### The exercise
Reproduce the listing below line for line, with no changes, but leave out the picture.

-- Start of Exercise materials --

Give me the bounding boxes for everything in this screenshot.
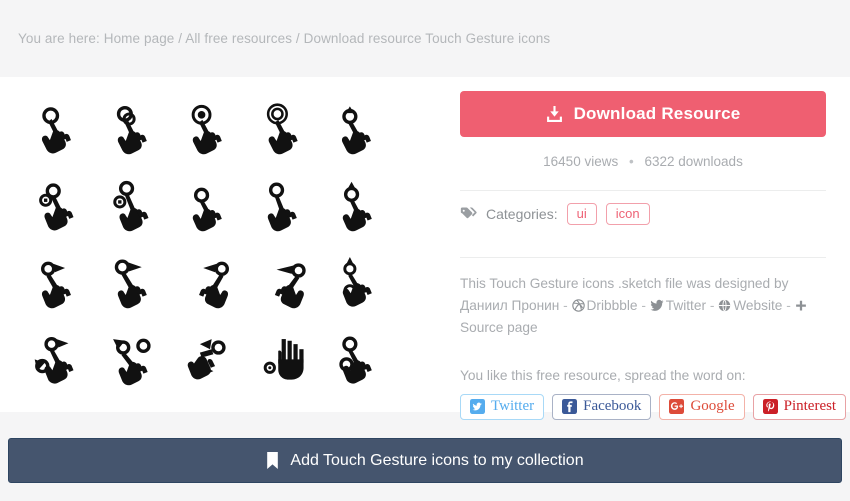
add-to-collection-button[interactable]: Add Touch Gesture icons to my collection: [8, 438, 842, 483]
flick-left-icon: [22, 245, 97, 322]
description-dash-3: -: [709, 298, 715, 314]
plus-icon: [795, 300, 807, 312]
resource-stats: 16450 views • 6322 downloads: [460, 154, 826, 169]
description-author: Даниил Пронин: [460, 298, 560, 314]
main-content-panel: Download Resource 16450 views • 6322 dow…: [0, 77, 850, 420]
swipe-left-icon: [172, 168, 247, 245]
resource-info: Download Resource 16450 views • 6322 dow…: [452, 77, 850, 420]
icon-grid: [22, 91, 452, 399]
share-facebook-label: Facebook: [583, 397, 642, 414]
share-twitter-label: Twitter: [491, 397, 535, 414]
twitter-icon: [470, 398, 485, 414]
flick-right-icon: [172, 245, 247, 322]
resource-preview: [0, 77, 452, 412]
facebook-icon: [562, 398, 578, 414]
category-tag-icon[interactable]: icon: [605, 202, 650, 225]
flick-up-icon: [97, 245, 172, 322]
drag-down-icon: [22, 168, 97, 245]
tap-ripple-icon: [247, 91, 322, 168]
dribbble-link[interactable]: Dribbble: [587, 298, 638, 313]
share-buttons: Twitter Facebook Google Pinterest: [460, 383, 847, 420]
category-tag-ui[interactable]: ui: [566, 202, 597, 225]
views-count: 16450 views: [543, 154, 619, 169]
open-palm-icon: [247, 322, 322, 399]
page-footer-spacer: [0, 483, 850, 501]
tap-hold-icon: [97, 91, 172, 168]
swipe-up-icon: [322, 91, 397, 168]
pinterest-icon: [762, 398, 778, 414]
pinch-vertical-icon: [322, 245, 397, 322]
breadcrumb[interactable]: You are here: Home page / All free resou…: [18, 31, 550, 46]
share-facebook-button[interactable]: Facebook: [552, 393, 652, 420]
download-button-label: Download Resource: [573, 104, 741, 123]
download-icon: [546, 105, 563, 123]
globe-icon: [718, 299, 731, 312]
swipe-right-icon: [247, 168, 322, 245]
twitter-link[interactable]: Twitter: [666, 298, 706, 313]
description-dash-1: -: [563, 298, 568, 314]
two-finger-tap-icon: [322, 322, 397, 399]
bookmark-icon: [266, 452, 279, 469]
pinch-out-icon: [97, 322, 172, 399]
description-dash-2: -: [641, 298, 646, 314]
drag-double-icon: [97, 168, 172, 245]
share-pinterest-button[interactable]: Pinterest: [752, 393, 847, 420]
breadcrumb-bar: You are here: Home page / All free resou…: [0, 0, 850, 77]
swipe-vertical-icon: [322, 168, 397, 245]
twitter-icon: [650, 299, 664, 312]
share-twitter-button[interactable]: Twitter: [460, 393, 545, 420]
share-prompt: You like this free resource, spread the …: [460, 367, 746, 383]
categories-row: Categories: ui icon: [460, 191, 826, 236]
rotate-icon: [172, 322, 247, 399]
google-plus-icon: [669, 398, 685, 414]
website-link[interactable]: Website: [733, 298, 782, 313]
two-finger-drag-icon: [247, 245, 322, 322]
share-pinterest-label: Pinterest: [783, 397, 837, 414]
tag-icon: [460, 206, 477, 221]
download-resource-button[interactable]: Download Resource: [460, 91, 826, 137]
categories-label: Categories:: [486, 205, 558, 222]
share-google-label: Google: [690, 397, 735, 414]
stats-separator: •: [628, 154, 634, 169]
source-page-link[interactable]: Source page: [460, 320, 538, 335]
dribbble-icon: [571, 299, 585, 312]
tap-icon: [22, 91, 97, 168]
add-to-collection-label: Add Touch Gesture icons to my collection: [290, 451, 584, 469]
share-google-button[interactable]: Google: [659, 393, 745, 420]
downloads-count: 6322 downloads: [644, 154, 743, 169]
description-prefix: This Touch Gesture icons .sketch file wa…: [460, 276, 789, 291]
double-tap-icon: [172, 91, 247, 168]
resource-description: This Touch Gesture icons .sketch file wa…: [460, 258, 826, 340]
pinch-in-icon: [22, 322, 97, 399]
description-dash-4: -: [786, 298, 791, 314]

-- End of Exercise materials --

### Result
Give me the bounding boxes for everything in this screenshot.
add-to-collection-button[interactable]: Add Touch Gesture icons to my collection: [8, 438, 842, 483]
flick-left-icon: [22, 245, 97, 322]
description-dash-3: -: [709, 298, 715, 314]
plus-icon: [795, 300, 807, 312]
resource-stats: 16450 views • 6322 downloads: [460, 154, 826, 169]
description-author: Даниил Пронин: [460, 298, 560, 314]
main-content-panel: Download Resource 16450 views • 6322 dow…: [0, 77, 850, 420]
swipe-left-icon: [172, 168, 247, 245]
resource-info: Download Resource 16450 views • 6322 dow…: [452, 77, 850, 420]
icon-grid: [22, 91, 452, 399]
share-facebook-label: Facebook: [583, 397, 642, 414]
share-twitter-label: Twitter: [491, 397, 535, 414]
twitter-icon: [470, 398, 485, 414]
flick-right-icon: [172, 245, 247, 322]
resource-preview: [0, 77, 452, 412]
facebook-icon: [562, 398, 578, 414]
category-tag-icon[interactable]: icon: [605, 202, 650, 225]
flick-up-icon: [97, 245, 172, 322]
drag-down-icon: [22, 168, 97, 245]
tap-ripple-icon: [247, 91, 322, 168]
dribbble-link[interactable]: Dribbble: [587, 298, 638, 313]
share-buttons: Twitter Facebook Google Pinterest: [460, 383, 847, 420]
category-tag-ui[interactable]: ui: [566, 202, 597, 225]
views-count: 16450 views: [543, 154, 619, 169]
open-palm-icon: [247, 322, 322, 399]
page-footer-spacer: [0, 483, 850, 501]
tap-hold-icon: [97, 91, 172, 168]
swipe-up-icon: [322, 91, 397, 168]
pinterest-icon: [762, 398, 778, 414]
pinch-vertical-icon: [322, 245, 397, 322]
breadcrumb[interactable]: You are here: Home page / All free resou…: [18, 31, 550, 46]
share-facebook-button[interactable]: Facebook: [552, 393, 652, 420]
download-button-label: Download Resource: [573, 104, 741, 123]
download-icon: [546, 105, 563, 123]
globe-icon: [718, 299, 731, 312]
swipe-right-icon: [247, 168, 322, 245]
twitter-link[interactable]: Twitter: [666, 298, 706, 313]
description-dash-1: -: [563, 298, 568, 314]
two-finger-tap-icon: [322, 322, 397, 399]
bookmark-icon: [266, 452, 279, 469]
pinch-out-icon: [97, 322, 172, 399]
description-dash-2: -: [641, 298, 646, 314]
drag-double-icon: [97, 168, 172, 245]
share-pinterest-button[interactable]: Pinterest: [752, 393, 847, 420]
breadcrumb-bar: You are here: Home page / All free resou…: [0, 0, 850, 77]
swipe-vertical-icon: [322, 168, 397, 245]
twitter-icon: [650, 299, 664, 312]
share-twitter-button[interactable]: Twitter: [460, 393, 545, 420]
share-prompt: You like this free resource, spread the …: [460, 367, 746, 383]
categories-row: Categories: ui icon: [460, 191, 826, 236]
rotate-icon: [172, 322, 247, 399]
google-plus-icon: [669, 398, 685, 414]
website-link[interactable]: Website: [733, 298, 782, 313]
two-finger-drag-icon: [247, 245, 322, 322]
share-pinterest-label: Pinterest: [783, 397, 837, 414]
tag-icon: [460, 206, 477, 221]
download-resource-button[interactable]: Download Resource: [460, 91, 826, 137]
categories-label: Categories:: [486, 205, 558, 222]
share-google-label: Google: [690, 397, 735, 414]
stats-separator: •: [628, 154, 634, 169]
source-page-link[interactable]: Source page: [460, 320, 538, 335]
dribbble-icon: [571, 299, 585, 312]
tap-icon: [22, 91, 97, 168]
add-to-collection-label: Add Touch Gesture icons to my collection: [290, 451, 584, 469]
share-google-button[interactable]: Google: [659, 393, 745, 420]
downloads-count: 6322 downloads: [644, 154, 743, 169]
description-prefix: This Touch Gesture icons .sketch file wa…: [460, 276, 789, 291]
double-tap-icon: [172, 91, 247, 168]
resource-description: This Touch Gesture icons .sketch file wa…: [460, 258, 826, 340]
pinch-in-icon: [22, 322, 97, 399]
description-dash-4: -: [786, 298, 791, 314]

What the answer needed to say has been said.